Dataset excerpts
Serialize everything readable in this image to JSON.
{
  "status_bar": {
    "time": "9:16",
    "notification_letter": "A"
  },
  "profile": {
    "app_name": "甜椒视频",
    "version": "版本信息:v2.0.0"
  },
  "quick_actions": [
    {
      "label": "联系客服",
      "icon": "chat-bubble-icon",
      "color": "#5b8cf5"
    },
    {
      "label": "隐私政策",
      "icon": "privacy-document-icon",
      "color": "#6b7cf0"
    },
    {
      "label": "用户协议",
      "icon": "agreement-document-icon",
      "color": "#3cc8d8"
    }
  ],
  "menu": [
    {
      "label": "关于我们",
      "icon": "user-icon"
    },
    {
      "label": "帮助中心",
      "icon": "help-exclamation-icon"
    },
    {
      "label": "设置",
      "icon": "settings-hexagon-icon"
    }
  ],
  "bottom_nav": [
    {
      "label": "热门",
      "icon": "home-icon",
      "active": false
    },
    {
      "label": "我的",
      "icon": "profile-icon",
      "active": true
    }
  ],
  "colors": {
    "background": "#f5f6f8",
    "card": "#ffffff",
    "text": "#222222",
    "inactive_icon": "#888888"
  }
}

__Exercise__.
Retype every entry above, word for word.

__Output__.
Serialize everything readable in this image to JSON.
{
  "status_bar": {
    "time": "9:16",
    "notification_letter": "A"
  },
  "profile": {
    "app_name": "甜椒视频",
    "version": "版本信息:v2.0.0"
  },
  "quick_actions": [
    {
      "label": "联系客服",
      "icon": "chat-bubble-icon",
      "color": "#5b8cf5"
    },
    {
      "label": "隐私政策",
      "icon": "privacy-document-icon",
      "color": "#6b7cf0"
    },
    {
      "label": "用户协议",
      "icon": "agreement-document-icon",
      "color": "#3cc8d8"
    }
  ],
  "menu": [
    {
      "label": "关于我们",
      "icon": "user-icon"
    },
    {
      "label": "帮助中心",
      "icon": "help-exclamation-icon"
    },
    {
      "label": "设置",
      "icon": "settings-hexagon-icon"
    }
  ],
  "bottom_nav": [
    {
      "label": "热门",
      "icon": "home-icon",
      "active": false
    },
    {
      "label": "我的",
      "icon": "profile-icon",
      "active": true
    }
  ],
  "colors": {
    "background": "#f5f6f8",
    "card": "#ffffff",
    "text": "#222222",
    "inactive_icon": "#888888"
  }
}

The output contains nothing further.